-- START --
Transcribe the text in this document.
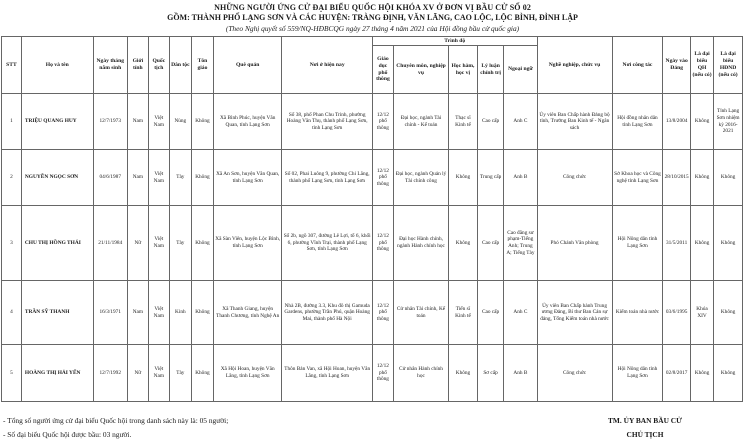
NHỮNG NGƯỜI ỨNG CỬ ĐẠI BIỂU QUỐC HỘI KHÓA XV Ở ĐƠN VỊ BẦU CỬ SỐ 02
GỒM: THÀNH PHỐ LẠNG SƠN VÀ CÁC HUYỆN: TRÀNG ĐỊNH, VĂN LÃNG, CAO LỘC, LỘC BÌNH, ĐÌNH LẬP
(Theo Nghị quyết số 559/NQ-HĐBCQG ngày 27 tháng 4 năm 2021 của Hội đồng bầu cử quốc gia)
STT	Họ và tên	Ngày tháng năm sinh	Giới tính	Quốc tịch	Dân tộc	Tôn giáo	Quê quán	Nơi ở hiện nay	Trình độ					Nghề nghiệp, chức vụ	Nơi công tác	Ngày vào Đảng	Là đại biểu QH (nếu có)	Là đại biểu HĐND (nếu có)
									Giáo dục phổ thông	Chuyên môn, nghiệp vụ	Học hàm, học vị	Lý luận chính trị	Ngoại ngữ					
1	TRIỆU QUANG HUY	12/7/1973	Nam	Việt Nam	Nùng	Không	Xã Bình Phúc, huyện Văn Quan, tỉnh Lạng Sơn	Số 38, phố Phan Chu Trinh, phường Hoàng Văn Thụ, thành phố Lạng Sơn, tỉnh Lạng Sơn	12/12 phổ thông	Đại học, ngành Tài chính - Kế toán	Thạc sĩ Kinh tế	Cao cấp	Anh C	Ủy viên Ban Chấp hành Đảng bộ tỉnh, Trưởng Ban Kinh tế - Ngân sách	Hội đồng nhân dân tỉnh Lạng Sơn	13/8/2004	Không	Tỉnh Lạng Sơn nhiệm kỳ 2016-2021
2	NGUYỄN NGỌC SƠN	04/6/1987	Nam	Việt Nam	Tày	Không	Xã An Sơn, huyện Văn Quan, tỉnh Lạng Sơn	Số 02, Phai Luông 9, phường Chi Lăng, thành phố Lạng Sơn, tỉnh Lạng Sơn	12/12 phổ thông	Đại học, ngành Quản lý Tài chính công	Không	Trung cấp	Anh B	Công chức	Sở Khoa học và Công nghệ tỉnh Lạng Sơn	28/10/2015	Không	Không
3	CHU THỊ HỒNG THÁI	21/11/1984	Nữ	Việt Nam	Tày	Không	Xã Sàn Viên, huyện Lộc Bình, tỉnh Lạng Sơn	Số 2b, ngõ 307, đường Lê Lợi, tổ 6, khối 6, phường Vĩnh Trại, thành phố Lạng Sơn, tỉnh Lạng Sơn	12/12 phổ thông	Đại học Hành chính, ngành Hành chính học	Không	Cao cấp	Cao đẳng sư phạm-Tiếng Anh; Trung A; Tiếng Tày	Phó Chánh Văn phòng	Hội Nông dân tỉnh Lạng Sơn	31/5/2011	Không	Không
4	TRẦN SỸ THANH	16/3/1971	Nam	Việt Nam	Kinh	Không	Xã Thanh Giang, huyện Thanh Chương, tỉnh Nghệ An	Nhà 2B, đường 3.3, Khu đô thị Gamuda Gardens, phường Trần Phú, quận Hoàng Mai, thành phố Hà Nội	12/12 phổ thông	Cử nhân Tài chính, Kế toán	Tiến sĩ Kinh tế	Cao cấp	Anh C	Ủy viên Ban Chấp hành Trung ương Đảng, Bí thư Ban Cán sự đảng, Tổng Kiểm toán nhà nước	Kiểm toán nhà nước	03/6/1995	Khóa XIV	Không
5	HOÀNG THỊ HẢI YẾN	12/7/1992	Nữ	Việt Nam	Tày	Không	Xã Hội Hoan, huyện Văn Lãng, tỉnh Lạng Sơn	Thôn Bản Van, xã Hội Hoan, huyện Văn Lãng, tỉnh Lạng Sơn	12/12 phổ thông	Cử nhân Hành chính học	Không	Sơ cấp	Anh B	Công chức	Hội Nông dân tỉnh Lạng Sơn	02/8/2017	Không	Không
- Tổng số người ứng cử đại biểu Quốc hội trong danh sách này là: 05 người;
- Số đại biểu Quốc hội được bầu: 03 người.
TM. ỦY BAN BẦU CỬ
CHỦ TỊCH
-- END --
-- START --
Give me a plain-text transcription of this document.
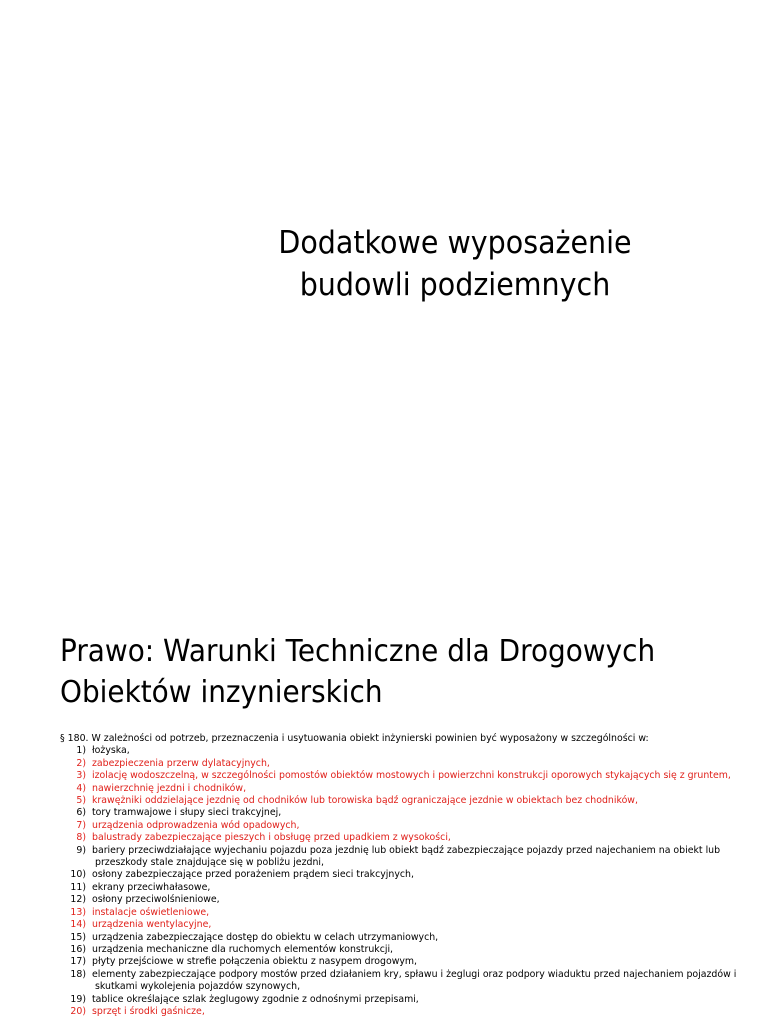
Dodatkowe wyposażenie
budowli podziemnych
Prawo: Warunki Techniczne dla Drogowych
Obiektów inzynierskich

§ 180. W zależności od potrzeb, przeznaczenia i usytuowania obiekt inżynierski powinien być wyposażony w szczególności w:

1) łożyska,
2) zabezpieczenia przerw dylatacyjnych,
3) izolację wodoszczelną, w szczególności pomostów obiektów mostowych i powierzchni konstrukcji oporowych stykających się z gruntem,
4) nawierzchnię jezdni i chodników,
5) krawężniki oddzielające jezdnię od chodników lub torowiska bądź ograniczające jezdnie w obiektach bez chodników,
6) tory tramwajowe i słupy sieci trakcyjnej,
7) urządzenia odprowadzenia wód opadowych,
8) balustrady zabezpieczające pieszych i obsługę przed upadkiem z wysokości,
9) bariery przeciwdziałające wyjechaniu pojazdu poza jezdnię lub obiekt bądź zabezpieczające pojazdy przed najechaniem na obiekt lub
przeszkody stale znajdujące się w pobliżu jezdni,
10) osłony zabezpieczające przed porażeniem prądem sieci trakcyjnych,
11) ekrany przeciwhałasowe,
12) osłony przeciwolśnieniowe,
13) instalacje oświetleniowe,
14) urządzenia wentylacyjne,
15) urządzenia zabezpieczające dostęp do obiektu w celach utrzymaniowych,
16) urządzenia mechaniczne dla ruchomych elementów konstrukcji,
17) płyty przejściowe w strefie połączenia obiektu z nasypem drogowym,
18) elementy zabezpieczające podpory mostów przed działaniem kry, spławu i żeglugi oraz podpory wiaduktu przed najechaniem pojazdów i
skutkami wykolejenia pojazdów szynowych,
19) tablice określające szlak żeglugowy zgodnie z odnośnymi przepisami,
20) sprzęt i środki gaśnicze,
-- END --
-- START --
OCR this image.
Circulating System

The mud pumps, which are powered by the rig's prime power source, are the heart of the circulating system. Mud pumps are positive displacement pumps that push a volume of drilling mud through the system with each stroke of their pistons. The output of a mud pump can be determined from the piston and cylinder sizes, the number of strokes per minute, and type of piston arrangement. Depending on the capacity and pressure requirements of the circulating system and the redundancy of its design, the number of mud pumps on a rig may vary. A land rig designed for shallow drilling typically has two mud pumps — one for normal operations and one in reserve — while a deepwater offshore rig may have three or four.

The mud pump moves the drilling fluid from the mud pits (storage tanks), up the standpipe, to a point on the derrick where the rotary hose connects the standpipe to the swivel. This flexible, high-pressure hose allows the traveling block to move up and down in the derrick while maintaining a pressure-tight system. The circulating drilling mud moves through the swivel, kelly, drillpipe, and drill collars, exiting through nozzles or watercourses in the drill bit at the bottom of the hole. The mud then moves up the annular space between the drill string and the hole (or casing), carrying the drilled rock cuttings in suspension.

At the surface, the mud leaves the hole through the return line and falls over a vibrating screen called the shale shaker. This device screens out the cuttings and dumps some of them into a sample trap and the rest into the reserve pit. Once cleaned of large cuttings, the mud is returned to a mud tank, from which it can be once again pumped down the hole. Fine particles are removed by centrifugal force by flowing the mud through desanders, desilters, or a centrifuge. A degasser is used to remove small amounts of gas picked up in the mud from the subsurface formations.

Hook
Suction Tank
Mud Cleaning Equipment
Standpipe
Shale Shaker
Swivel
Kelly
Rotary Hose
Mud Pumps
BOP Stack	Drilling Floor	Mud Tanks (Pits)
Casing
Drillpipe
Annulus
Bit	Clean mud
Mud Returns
-- END --
EXERCISE DESCRIPTION
Track down the lines that include the word "nhân" and copy them.

EXPECTED ANSWER
1	TRIỆU QUANG HUY	12/7/1973	Nam	Việt Nam	Nùng	Không	Xã Bình Phúc, huyện Văn Quan, tỉnh Lạng Sơn	Số 38, phố Phan Chu Trinh, phường Hoàng Văn Thụ, thành phố Lạng Sơn, tỉnh Lạng Sơn	12/12 phổ thông	Đại học, ngành Tài chính - Kế toán	Thạc sĩ Kinh tế	Cao cấp	Anh C	Ủy viên Ban Chấp hành Đảng bộ tỉnh, Trưởng Ban Kinh tế - Ngân sách	Hội đồng nhân dân tỉnh Lạng Sơn	13/8/2004	Không	Tỉnh Lạng Sơn nhiệm kỳ 2016-2021
4	TRẦN SỸ THANH	16/3/1971	Nam	Việt Nam	Kinh	Không	Xã Thanh Giang, huyện Thanh Chương, tỉnh Nghệ An	Nhà 2B, đường 3.3, Khu đô thị Gamuda Gardens, phường Trần Phú, quận Hoàng Mai, thành phố Hà Nội	12/12 phổ thông	Cử nhân Tài chính, Kế toán	Tiến sĩ Kinh tế	Cao cấp	Anh C	Ủy viên Ban Chấp hành Trung ương Đảng, Bí thư Ban Cán sự đảng, Tổng Kiểm toán nhà nước	Kiểm toán nhà nước	03/6/1995	Khóa XIV	Không
5	HOÀNG THỊ HẢI YẾN	12/7/1992	Nữ	Việt Nam	Tày	Không	Xã Hội Hoan, huyện Văn Lãng, tỉnh Lạng Sơn	Thôn Bản Van, xã Hội Hoan, huyện Văn Lãng, tỉnh Lạng Sơn	12/12 phổ thông	Cử nhân Hành chính học	Không	Sơ cấp	Anh B	Công chức	Hội Nông dân tỉnh Lạng Sơn	02/8/2017	Không	Không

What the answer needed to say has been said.